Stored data

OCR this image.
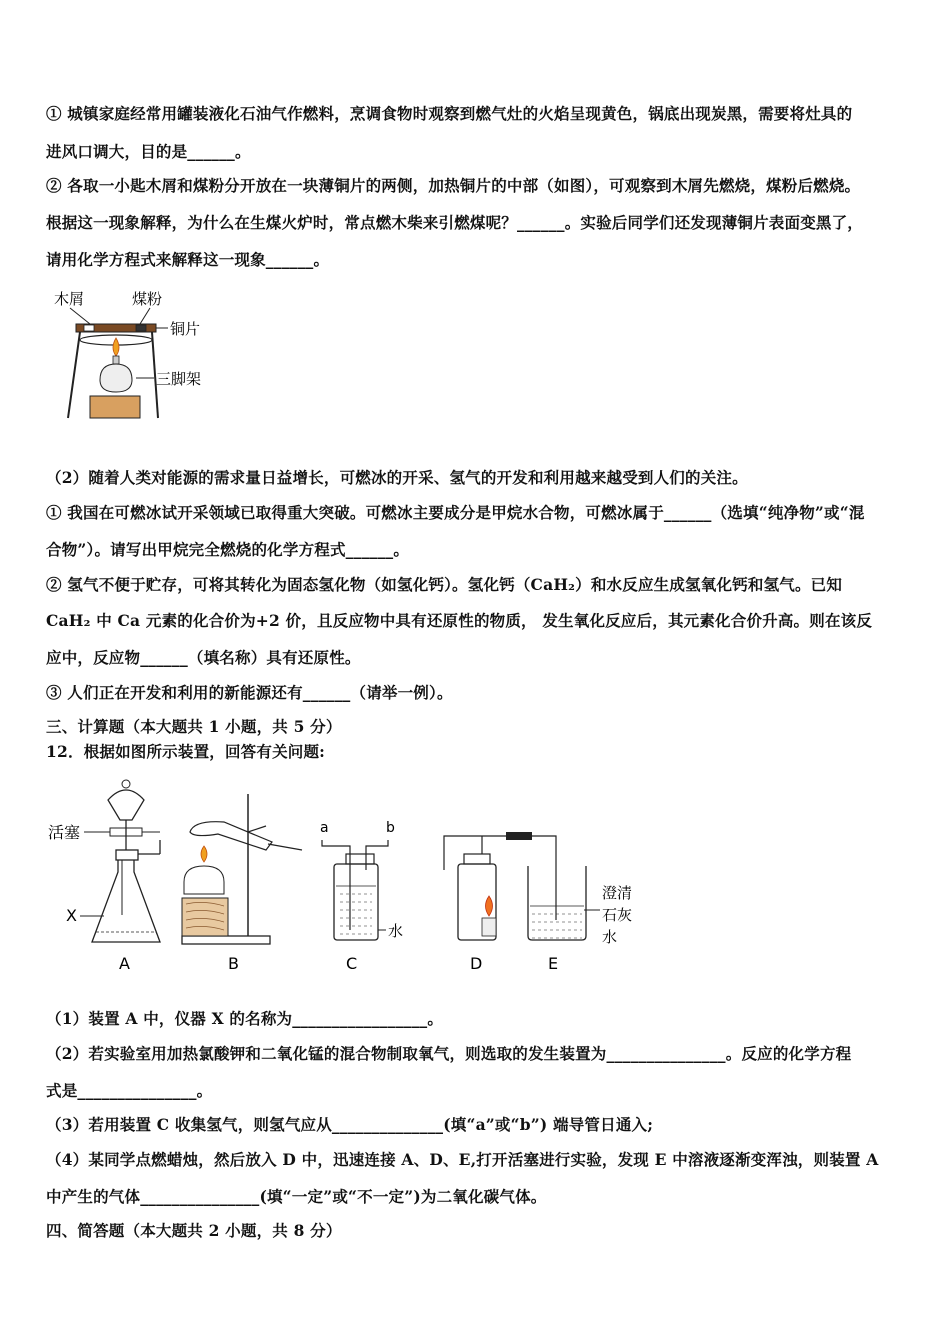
① 城镇家庭经常用罐装液化石油气作燃料，烹调食物时观察到燃气灶的火焰呈现黄色，锅底出现炭黑，需要将灶具的
进风口调大，目的是______。
② 各取一小匙木屑和煤粉分开放在一块薄铜片的两侧，加热铜片的中部（如图），可观察到木屑先燃烧，煤粉后燃烧。
根据这一现象解释，为什么在生煤火炉时，常点燃木柴来引燃煤呢？______。实验后同学们还发现薄铜片表面变黑了，
请用化学方程式来解释这一现象______。
木屑	煤粉
铜片
三脚架
（2）随着人类对能源的需求量日益增长，可燃冰的开采、氢气的开发和利用越来越受到人们的关注。
① 我国在可燃冰试开采领域已取得重大突破。可燃冰主要成分是甲烷水合物，可燃冰属于______（选填“纯净物”或“混
合物”）。请写出甲烷完全燃烧的化学方程式______。
② 氢气不便于贮存，可将其转化为固态氢化物（如氢化钙）。氢化钙（CaH₂）和水反应生成氢氧化钙和氢气。已知
CaH₂ 中 Ca 元素的化合价为+2 价，且反应物中具有还原性的物质， 发生氧化反应后，其元素化合价升高。则在该反
应中，反应物______（填名称）具有还原性。
③ 人们正在开发和利用的新能源还有______（请举一例）。
三、计算题（本大题共 1 小题，共 5 分）
12．根据如图所示装置，回答有关问题:
活塞
X
A	B
a	b
水
C	D
澄清
石灰
水
E
（1）装置 A 中，仪器 X 的名称为_________________。
（2）若实验室用加热氯酸钾和二氧化锰的混合物制取氧气，则选取的发生装置为_______________。反应的化学方程
式是_______________。
（3）若用装置 C 收集氢气，则氢气应从______________(填“a”或“b”) 端导管日通入;
（4）某同学点燃蜡烛，然后放入 D 中，迅速连接 A、D、E,打开活塞进行实验，发现 E 中溶液逐渐变浑浊，则装置 A
中产生的气体_______________(填“一定”或“不一定”)为二氧化碳气体。
四、简答题（本大题共 2 小题，共 8 分）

> **Given request**
Reproduce all of the material exactly, apart from the pictures.

> **Correct result**
OCR this image.
① 城镇家庭经常用罐装液化石油气作燃料，烹调食物时观察到燃气灶的火焰呈现黄色，锅底出现炭黑，需要将灶具的
进风口调大，目的是______。
② 各取一小匙木屑和煤粉分开放在一块薄铜片的两侧，加热铜片的中部（如图），可观察到木屑先燃烧，煤粉后燃烧。
根据这一现象解释，为什么在生煤火炉时，常点燃木柴来引燃煤呢？______。实验后同学们还发现薄铜片表面变黑了，
请用化学方程式来解释这一现象______。
木屑	煤粉
铜片
三脚架
（2）随着人类对能源的需求量日益增长，可燃冰的开采、氢气的开发和利用越来越受到人们的关注。
① 我国在可燃冰试开采领域已取得重大突破。可燃冰主要成分是甲烷水合物，可燃冰属于______（选填“纯净物”或“混
合物”）。请写出甲烷完全燃烧的化学方程式______。
② 氢气不便于贮存，可将其转化为固态氢化物（如氢化钙）。氢化钙（CaH₂）和水反应生成氢氧化钙和氢气。已知
CaH₂ 中 Ca 元素的化合价为+2 价，且反应物中具有还原性的物质， 发生氧化反应后，其元素化合价升高。则在该反
应中，反应物______（填名称）具有还原性。
③ 人们正在开发和利用的新能源还有______（请举一例）。
三、计算题（本大题共 1 小题，共 5 分）
12．根据如图所示装置，回答有关问题:
活塞
X
A	B
a	b
水
C	D
澄清
石灰
水
E
（1）装置 A 中，仪器 X 的名称为_________________。
（2）若实验室用加热氯酸钾和二氧化锰的混合物制取氧气，则选取的发生装置为_______________。反应的化学方程
式是_______________。
（3）若用装置 C 收集氢气，则氢气应从______________(填“a”或“b”) 端导管日通入;
（4）某同学点燃蜡烛，然后放入 D 中，迅速连接 A、D、E,打开活塞进行实验，发现 E 中溶液逐渐变浑浊，则装置 A
中产生的气体_______________(填“一定”或“不一定”)为二氧化碳气体。
四、简答题（本大题共 2 小题，共 8 分）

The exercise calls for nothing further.